WHAT YOU ARE ASKED TO DO:
In your copy, leave out the pictures; write out all the data exactly.

━━━━━━━━━━

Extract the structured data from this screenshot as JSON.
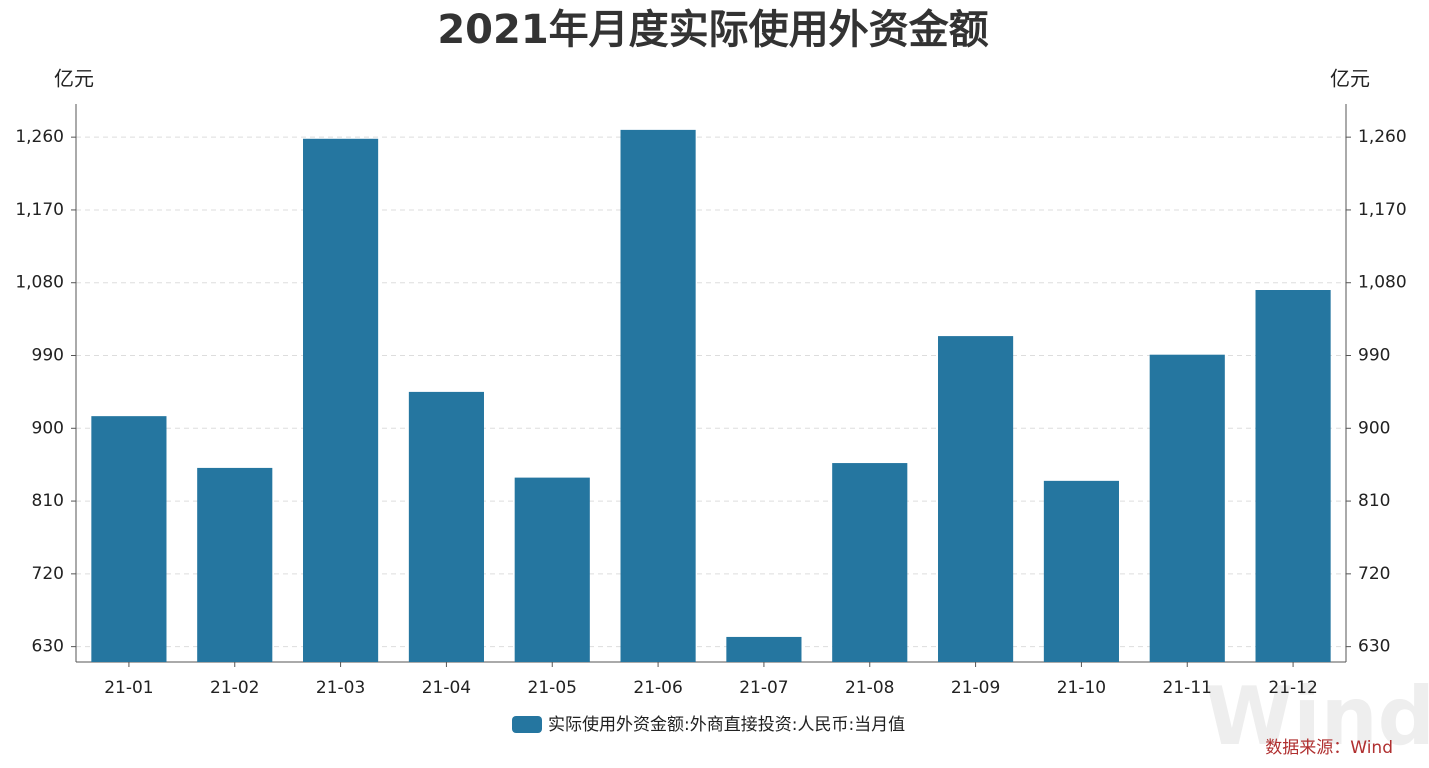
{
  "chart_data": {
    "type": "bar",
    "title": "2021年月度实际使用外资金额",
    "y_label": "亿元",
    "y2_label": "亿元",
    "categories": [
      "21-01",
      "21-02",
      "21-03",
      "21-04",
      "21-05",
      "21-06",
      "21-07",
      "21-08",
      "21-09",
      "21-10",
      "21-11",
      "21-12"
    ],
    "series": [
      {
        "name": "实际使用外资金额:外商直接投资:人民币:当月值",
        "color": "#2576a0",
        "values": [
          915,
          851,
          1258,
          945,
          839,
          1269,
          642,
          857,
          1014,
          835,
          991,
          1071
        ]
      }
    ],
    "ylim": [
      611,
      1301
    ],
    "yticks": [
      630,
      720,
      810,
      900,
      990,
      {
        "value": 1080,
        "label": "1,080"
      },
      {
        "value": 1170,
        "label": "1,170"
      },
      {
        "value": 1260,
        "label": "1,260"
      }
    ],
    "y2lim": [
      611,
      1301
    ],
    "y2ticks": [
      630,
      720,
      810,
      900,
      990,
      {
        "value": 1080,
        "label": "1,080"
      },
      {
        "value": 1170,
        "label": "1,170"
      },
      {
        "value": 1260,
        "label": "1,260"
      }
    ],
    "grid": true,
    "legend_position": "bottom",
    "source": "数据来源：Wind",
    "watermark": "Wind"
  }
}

━━━━━━━━━━

TASK OUTPUT:
Extract the structured data from this screenshot as JSON.
{
  "chart_data": {
    "type": "bar",
    "title": "2021年月度实际使用外资金额",
    "y_label": "亿元",
    "y2_label": "亿元",
    "categories": [
      "21-01",
      "21-02",
      "21-03",
      "21-04",
      "21-05",
      "21-06",
      "21-07",
      "21-08",
      "21-09",
      "21-10",
      "21-11",
      "21-12"
    ],
    "series": [
      {
        "name": "实际使用外资金额:外商直接投资:人民币:当月值",
        "color": "#2576a0",
        "values": [
          915,
          851,
          1258,
          945,
          839,
          1269,
          642,
          857,
          1014,
          835,
          991,
          1071
        ]
      }
    ],
    "ylim": [
      611,
      1301
    ],
    "yticks": [
      630,
      720,
      810,
      900,
      990,
      {
        "value": 1080,
        "label": "1,080"
      },
      {
        "value": 1170,
        "label": "1,170"
      },
      {
        "value": 1260,
        "label": "1,260"
      }
    ],
    "y2lim": [
      611,
      1301
    ],
    "y2ticks": [
      630,
      720,
      810,
      900,
      990,
      {
        "value": 1080,
        "label": "1,080"
      },
      {
        "value": 1170,
        "label": "1,170"
      },
      {
        "value": 1260,
        "label": "1,260"
      }
    ],
    "grid": true,
    "legend_position": "bottom",
    "source": "数据来源：Wind",
    "watermark": "Wind"
  }
}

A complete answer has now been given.